> **Directive**:
From the listing, collect all lines containing the word "ezer".

━━━

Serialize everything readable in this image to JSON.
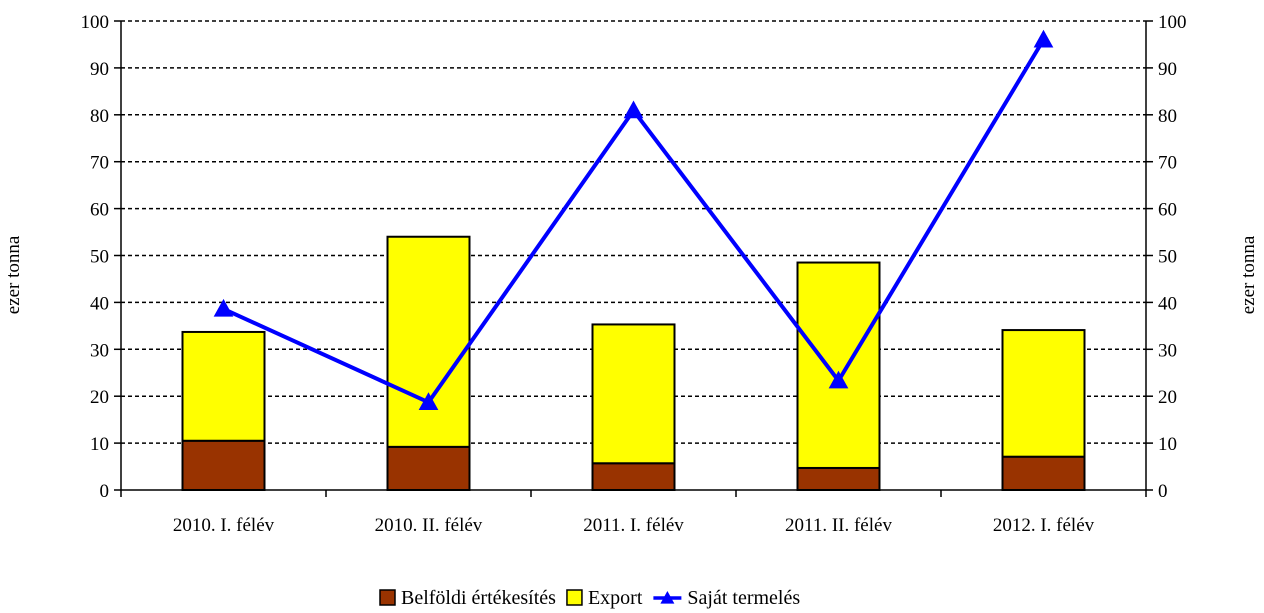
{
  "chart_data": {
    "type": "bar",
    "stacked": true,
    "categories": [
      "2010. I. félév",
      "2010. II. félév",
      "2011. I. félév",
      "2011. II. félév",
      "2012. I. félév"
    ],
    "series": [
      {
        "name": "Belföldi értékesítés",
        "kind": "bar",
        "color": "#993300",
        "values": [
          10.5,
          9.2,
          5.7,
          4.7,
          7.1
        ]
      },
      {
        "name": "Export",
        "kind": "bar",
        "color": "#FFFF00",
        "values": [
          23.2,
          44.8,
          29.6,
          43.8,
          27.0
        ]
      },
      {
        "name": "Saját termelés",
        "kind": "line",
        "color": "#0000FF",
        "marker": "triangle",
        "values": [
          38.6,
          18.7,
          80.9,
          23.3,
          96.0
        ]
      }
    ],
    "ylabel": "ezer tonna",
    "y2label": "ezer tonna",
    "ylim": [
      0,
      100
    ],
    "y2lim": [
      0,
      100
    ],
    "yticks": [
      0,
      10,
      20,
      30,
      40,
      50,
      60,
      70,
      80,
      90,
      100
    ],
    "grid": "dotted horizontal",
    "legend_position": "bottom"
  }
}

━━━

> **Answer below**:
    "ylabel": "ezer tonna",
    "y2label": "ezer tonna",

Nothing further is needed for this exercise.